--- BRIEF ---
Using the records below, report how many lines hold "name", with no extra text.

--- RECORDS PROVIDED ---

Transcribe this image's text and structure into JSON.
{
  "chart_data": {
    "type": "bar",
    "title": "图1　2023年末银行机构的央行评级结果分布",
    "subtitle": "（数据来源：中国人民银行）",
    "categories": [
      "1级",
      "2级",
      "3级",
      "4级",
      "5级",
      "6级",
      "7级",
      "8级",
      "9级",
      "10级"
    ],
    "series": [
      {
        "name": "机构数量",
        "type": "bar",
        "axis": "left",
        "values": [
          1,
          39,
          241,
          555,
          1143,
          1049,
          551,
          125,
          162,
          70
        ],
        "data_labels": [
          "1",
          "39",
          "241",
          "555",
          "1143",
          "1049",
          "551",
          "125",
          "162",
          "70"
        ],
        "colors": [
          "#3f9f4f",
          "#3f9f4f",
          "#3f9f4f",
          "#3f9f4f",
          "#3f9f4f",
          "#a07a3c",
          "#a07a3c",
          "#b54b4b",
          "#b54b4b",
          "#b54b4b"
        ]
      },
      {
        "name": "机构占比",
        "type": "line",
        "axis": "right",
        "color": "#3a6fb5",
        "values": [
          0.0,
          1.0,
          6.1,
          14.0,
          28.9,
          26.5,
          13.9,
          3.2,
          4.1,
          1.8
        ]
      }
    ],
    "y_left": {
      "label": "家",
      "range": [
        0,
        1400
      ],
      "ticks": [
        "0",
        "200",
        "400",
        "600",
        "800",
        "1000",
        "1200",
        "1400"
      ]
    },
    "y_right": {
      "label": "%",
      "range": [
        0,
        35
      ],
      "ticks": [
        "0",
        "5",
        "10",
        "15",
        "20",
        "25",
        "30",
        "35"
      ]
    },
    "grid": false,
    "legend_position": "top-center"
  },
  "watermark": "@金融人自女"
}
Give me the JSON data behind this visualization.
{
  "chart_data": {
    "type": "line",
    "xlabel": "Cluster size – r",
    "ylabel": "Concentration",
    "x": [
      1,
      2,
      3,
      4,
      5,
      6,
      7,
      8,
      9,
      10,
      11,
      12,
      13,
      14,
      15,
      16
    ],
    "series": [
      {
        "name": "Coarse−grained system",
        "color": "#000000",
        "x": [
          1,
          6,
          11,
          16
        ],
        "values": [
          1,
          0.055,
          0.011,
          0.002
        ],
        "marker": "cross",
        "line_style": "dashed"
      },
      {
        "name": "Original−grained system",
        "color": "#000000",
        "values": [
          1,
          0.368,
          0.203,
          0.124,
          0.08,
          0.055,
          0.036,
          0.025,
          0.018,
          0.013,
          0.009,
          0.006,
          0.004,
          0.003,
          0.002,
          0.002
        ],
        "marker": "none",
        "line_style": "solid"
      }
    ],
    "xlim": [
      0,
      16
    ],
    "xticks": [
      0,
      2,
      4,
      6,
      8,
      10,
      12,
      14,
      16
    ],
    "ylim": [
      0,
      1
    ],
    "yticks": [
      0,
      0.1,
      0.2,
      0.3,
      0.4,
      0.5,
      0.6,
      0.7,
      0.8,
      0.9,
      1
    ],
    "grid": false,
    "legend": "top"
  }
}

--- SOLUTION FOR THIS PROBLEM ---
4